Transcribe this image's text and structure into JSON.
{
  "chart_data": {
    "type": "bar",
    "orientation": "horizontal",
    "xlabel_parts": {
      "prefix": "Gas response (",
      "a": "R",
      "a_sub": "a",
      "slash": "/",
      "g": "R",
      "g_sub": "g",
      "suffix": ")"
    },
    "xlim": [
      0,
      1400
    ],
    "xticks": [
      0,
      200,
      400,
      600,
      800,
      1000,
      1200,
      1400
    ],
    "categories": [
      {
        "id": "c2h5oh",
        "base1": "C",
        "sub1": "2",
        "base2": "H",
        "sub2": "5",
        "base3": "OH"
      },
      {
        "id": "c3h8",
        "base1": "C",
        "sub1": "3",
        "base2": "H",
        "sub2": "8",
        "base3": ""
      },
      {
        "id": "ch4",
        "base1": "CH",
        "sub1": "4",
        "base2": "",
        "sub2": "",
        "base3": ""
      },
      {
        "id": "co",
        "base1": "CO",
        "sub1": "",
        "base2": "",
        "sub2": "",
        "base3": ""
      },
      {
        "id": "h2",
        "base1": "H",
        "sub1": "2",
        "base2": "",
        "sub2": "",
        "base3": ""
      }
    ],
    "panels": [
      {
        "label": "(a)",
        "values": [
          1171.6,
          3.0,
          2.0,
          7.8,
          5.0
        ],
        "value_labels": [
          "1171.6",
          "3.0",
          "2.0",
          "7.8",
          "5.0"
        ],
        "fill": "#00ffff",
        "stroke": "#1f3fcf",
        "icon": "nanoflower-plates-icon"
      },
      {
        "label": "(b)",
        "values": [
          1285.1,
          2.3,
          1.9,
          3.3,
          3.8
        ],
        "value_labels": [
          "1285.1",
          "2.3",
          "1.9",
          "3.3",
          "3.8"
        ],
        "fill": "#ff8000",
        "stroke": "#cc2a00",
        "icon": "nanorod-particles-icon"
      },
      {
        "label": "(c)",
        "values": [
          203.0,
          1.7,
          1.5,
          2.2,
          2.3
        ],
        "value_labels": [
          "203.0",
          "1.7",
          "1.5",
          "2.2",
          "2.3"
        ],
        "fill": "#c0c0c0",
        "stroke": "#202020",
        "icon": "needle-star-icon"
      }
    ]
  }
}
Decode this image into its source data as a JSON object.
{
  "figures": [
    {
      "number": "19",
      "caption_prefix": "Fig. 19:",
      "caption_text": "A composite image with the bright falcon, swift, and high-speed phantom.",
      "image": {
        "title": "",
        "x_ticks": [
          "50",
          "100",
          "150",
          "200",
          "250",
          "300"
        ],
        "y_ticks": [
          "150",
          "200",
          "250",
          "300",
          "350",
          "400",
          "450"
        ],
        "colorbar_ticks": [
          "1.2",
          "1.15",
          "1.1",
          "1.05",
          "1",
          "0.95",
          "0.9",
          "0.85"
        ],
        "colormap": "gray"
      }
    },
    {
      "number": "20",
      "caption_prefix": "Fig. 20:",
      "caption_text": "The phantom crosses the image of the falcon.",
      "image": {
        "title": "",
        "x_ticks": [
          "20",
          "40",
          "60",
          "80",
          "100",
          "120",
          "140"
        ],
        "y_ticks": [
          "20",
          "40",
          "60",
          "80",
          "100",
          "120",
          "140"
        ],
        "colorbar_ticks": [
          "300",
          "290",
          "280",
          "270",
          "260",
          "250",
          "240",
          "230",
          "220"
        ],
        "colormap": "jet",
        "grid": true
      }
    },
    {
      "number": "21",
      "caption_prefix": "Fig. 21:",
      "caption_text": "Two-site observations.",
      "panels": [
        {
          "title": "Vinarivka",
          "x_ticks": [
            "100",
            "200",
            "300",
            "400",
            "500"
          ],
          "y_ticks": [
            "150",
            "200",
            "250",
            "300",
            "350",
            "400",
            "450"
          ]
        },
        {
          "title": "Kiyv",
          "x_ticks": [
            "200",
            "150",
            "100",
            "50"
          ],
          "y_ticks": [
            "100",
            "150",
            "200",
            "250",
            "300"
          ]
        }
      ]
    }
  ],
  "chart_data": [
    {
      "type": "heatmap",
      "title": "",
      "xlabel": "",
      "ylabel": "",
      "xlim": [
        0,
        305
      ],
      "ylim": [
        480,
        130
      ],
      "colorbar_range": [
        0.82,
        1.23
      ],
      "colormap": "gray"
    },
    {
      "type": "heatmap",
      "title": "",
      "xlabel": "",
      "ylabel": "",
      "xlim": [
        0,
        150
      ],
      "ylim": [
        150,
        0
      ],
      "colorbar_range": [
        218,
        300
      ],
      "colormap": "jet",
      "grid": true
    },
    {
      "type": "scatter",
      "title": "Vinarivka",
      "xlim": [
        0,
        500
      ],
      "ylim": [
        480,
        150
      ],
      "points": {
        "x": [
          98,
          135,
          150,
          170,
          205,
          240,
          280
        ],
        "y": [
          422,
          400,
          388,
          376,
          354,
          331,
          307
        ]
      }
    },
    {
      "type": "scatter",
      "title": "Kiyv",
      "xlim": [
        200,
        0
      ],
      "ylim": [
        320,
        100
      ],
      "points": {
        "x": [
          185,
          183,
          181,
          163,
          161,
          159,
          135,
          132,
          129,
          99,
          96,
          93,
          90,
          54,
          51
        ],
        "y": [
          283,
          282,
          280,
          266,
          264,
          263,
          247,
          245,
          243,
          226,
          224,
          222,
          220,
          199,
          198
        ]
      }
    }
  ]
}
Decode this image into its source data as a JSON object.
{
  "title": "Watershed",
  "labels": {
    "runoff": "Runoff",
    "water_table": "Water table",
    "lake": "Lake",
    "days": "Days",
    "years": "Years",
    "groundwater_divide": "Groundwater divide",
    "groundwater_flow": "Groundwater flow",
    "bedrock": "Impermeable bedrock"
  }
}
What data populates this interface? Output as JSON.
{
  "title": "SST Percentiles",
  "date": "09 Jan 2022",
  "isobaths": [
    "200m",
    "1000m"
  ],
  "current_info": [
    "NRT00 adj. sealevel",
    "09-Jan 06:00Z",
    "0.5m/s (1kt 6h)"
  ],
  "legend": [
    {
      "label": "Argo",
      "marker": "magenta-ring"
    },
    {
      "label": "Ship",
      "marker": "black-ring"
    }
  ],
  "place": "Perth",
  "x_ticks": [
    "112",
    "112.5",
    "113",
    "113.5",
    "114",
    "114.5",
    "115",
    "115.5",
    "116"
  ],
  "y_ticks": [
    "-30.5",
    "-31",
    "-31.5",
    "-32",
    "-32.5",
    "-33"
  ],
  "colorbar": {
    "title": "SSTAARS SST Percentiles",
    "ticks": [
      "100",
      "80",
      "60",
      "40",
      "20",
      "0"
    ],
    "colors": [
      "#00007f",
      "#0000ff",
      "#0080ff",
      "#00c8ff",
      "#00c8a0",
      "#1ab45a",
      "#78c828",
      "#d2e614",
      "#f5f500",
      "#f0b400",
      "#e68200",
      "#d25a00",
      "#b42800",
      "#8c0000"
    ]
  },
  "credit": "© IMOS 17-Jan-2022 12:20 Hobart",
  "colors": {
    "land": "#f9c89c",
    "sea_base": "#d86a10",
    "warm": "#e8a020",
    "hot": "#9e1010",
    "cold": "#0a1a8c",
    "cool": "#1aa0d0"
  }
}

**TO BE DONE:** Print every line of the records exactly. Omit nothing.

**RESULT OF THE TASK:**
Transcribe this image's text and structure into JSON.
{
  "chart_data": {
    "type": "bar",
    "orientation": "horizontal",
    "xlabel_parts": {
      "prefix": "Gas response (",
      "a": "R",
      "a_sub": "a",
      "slash": "/",
      "g": "R",
      "g_sub": "g",
      "suffix": ")"
    },
    "xlim": [
      0,
      1400
    ],
    "xticks": [
      0,
      200,
      400,
      600,
      800,
      1000,
      1200,
      1400
    ],
    "categories": [
      {
        "id": "c2h5oh",
        "base1": "C",
        "sub1": "2",
        "base2": "H",
        "sub2": "5",
        "base3": "OH"
      },
      {
        "id": "c3h8",
        "base1": "C",
        "sub1": "3",
        "base2": "H",
        "sub2": "8",
        "base3": ""
      },
      {
        "id": "ch4",
        "base1": "CH",
        "sub1": "4",
        "base2": "",
        "sub2": "",
        "base3": ""
      },
      {
        "id": "co",
        "base1": "CO",
        "sub1": "",
        "base2": "",
        "sub2": "",
        "base3": ""
      },
      {
        "id": "h2",
        "base1": "H",
        "sub1": "2",
        "base2": "",
        "sub2": "",
        "base3": ""
      }
    ],
    "panels": [
      {
        "label": "(a)",
        "values": [
          1171.6,
          3.0,
          2.0,
          7.8,
          5.0
        ],
        "value_labels": [
          "1171.6",
          "3.0",
          "2.0",
          "7.8",
          "5.0"
        ],
        "fill": "#00ffff",
        "stroke": "#1f3fcf",
        "icon": "nanoflower-plates-icon"
      },
      {
        "label": "(b)",
        "values": [
          1285.1,
          2.3,
          1.9,
          3.3,
          3.8
        ],
        "value_labels": [
          "1285.1",
          "2.3",
          "1.9",
          "3.3",
          "3.8"
        ],
        "fill": "#ff8000",
        "stroke": "#cc2a00",
        "icon": "nanorod-particles-icon"
      },
      {
        "label": "(c)",
        "values": [
          203.0,
          1.7,
          1.5,
          2.2,
          2.3
        ],
        "value_labels": [
          "203.0",
          "1.7",
          "1.5",
          "2.2",
          "2.3"
        ],
        "fill": "#c0c0c0",
        "stroke": "#202020",
        "icon": "needle-star-icon"
      }
    ]
  }
}
Decode this image into its source data as a JSON object.
{
  "figures": [
    {
      "number": "19",
      "caption_prefix": "Fig. 19:",
      "caption_text": "A composite image with the bright falcon, swift, and high-speed phantom.",
      "image": {
        "title": "",
        "x_ticks": [
          "50",
          "100",
          "150",
          "200",
          "250",
          "300"
        ],
        "y_ticks": [
          "150",
          "200",
          "250",
          "300",
          "350",
          "400",
          "450"
        ],
        "colorbar_ticks": [
          "1.2",
          "1.15",
          "1.1",
          "1.05",
          "1",
          "0.95",
          "0.9",
          "0.85"
        ],
        "colormap": "gray"
      }
    },
    {
      "number": "20",
      "caption_prefix": "Fig. 20:",
      "caption_text": "The phantom crosses the image of the falcon.",
      "image": {
        "title": "",
        "x_ticks": [
          "20",
          "40",
          "60",
          "80",
          "100",
          "120",
          "140"
        ],
        "y_ticks": [
          "20",
          "40",
          "60",
          "80",
          "100",
          "120",
          "140"
        ],
        "colorbar_ticks": [
          "300",
          "290",
          "280",
          "270",
          "260",
          "250",
          "240",
          "230",
          "220"
        ],
        "colormap": "jet",
        "grid": true
      }
    },
    {
      "number": "21",
      "caption_prefix": "Fig. 21:",
      "caption_text": "Two-site observations.",
      "panels": [
        {
          "title": "Vinarivka",
          "x_ticks": [
            "100",
            "200",
            "300",
            "400",
            "500"
          ],
          "y_ticks": [
            "150",
            "200",
            "250",
            "300",
            "350",
            "400",
            "450"
          ]
        },
        {
          "title": "Kiyv",
          "x_ticks": [
            "200",
            "150",
            "100",
            "50"
          ],
          "y_ticks": [
            "100",
            "150",
            "200",
            "250",
            "300"
          ]
        }
      ]
    }
  ],
  "chart_data": [
    {
      "type": "heatmap",
      "title": "",
      "xlabel": "",
      "ylabel": "",
      "xlim": [
        0,
        305
      ],
      "ylim": [
        480,
        130
      ],
      "colorbar_range": [
        0.82,
        1.23
      ],
      "colormap": "gray"
    },
    {
      "type": "heatmap",
      "title": "",
      "xlabel": "",
      "ylabel": "",
      "xlim": [
        0,
        150
      ],
      "ylim": [
        150,
        0
      ],
      "colorbar_range": [
        218,
        300
      ],
      "colormap": "jet",
      "grid": true
    },
    {
      "type": "scatter",
      "title": "Vinarivka",
      "xlim": [
        0,
        500
      ],
      "ylim": [
        480,
        150
      ],
      "points": {
        "x": [
          98,
          135,
          150,
          170,
          205,
          240,
          280
        ],
        "y": [
          422,
          400,
          388,
          376,
          354,
          331,
          307
        ]
      }
    },
    {
      "type": "scatter",
      "title": "Kiyv",
      "xlim": [
        200,
        0
      ],
      "ylim": [
        320,
        100
      ],
      "points": {
        "x": [
          185,
          183,
          181,
          163,
          161,
          159,
          135,
          132,
          129,
          99,
          96,
          93,
          90,
          54,
          51
        ],
        "y": [
          283,
          282,
          280,
          266,
          264,
          263,
          247,
          245,
          243,
          226,
          224,
          222,
          220,
          199,
          198
        ]
      }
    }
  ]
}
Decode this image into its source data as a JSON object.
{
  "title": "Watershed",
  "labels": {
    "runoff": "Runoff",
    "water_table": "Water table",
    "lake": "Lake",
    "days": "Days",
    "years": "Years",
    "groundwater_divide": "Groundwater divide",
    "groundwater_flow": "Groundwater flow",
    "bedrock": "Impermeable bedrock"
  }
}
What data populates this interface? Output as JSON.
{
  "title": "SST Percentiles",
  "date": "09 Jan 2022",
  "isobaths": [
    "200m",
    "1000m"
  ],
  "current_info": [
    "NRT00 adj. sealevel",
    "09-Jan 06:00Z",
    "0.5m/s (1kt 6h)"
  ],
  "legend": [
    {
      "label": "Argo",
      "marker": "magenta-ring"
    },
    {
      "label": "Ship",
      "marker": "black-ring"
    }
  ],
  "place": "Perth",
  "x_ticks": [
    "112",
    "112.5",
    "113",
    "113.5",
    "114",
    "114.5",
    "115",
    "115.5",
    "116"
  ],
  "y_ticks": [
    "-30.5",
    "-31",
    "-31.5",
    "-32",
    "-32.5",
    "-33"
  ],
  "colorbar": {
    "title": "SSTAARS SST Percentiles",
    "ticks": [
      "100",
      "80",
      "60",
      "40",
      "20",
      "0"
    ],
    "colors": [
      "#00007f",
      "#0000ff",
      "#0080ff",
      "#00c8ff",
      "#00c8a0",
      "#1ab45a",
      "#78c828",
      "#d2e614",
      "#f5f500",
      "#f0b400",
      "#e68200",
      "#d25a00",
      "#b42800",
      "#8c0000"
    ]
  },
  "credit": "© IMOS 17-Jan-2022 12:20 Hobart",
  "colors": {
    "land": "#f9c89c",
    "sea_base": "#d86a10",
    "warm": "#e8a020",
    "hot": "#9e1010",
    "cold": "#0a1a8c",
    "cool": "#1aa0d0"
  }
}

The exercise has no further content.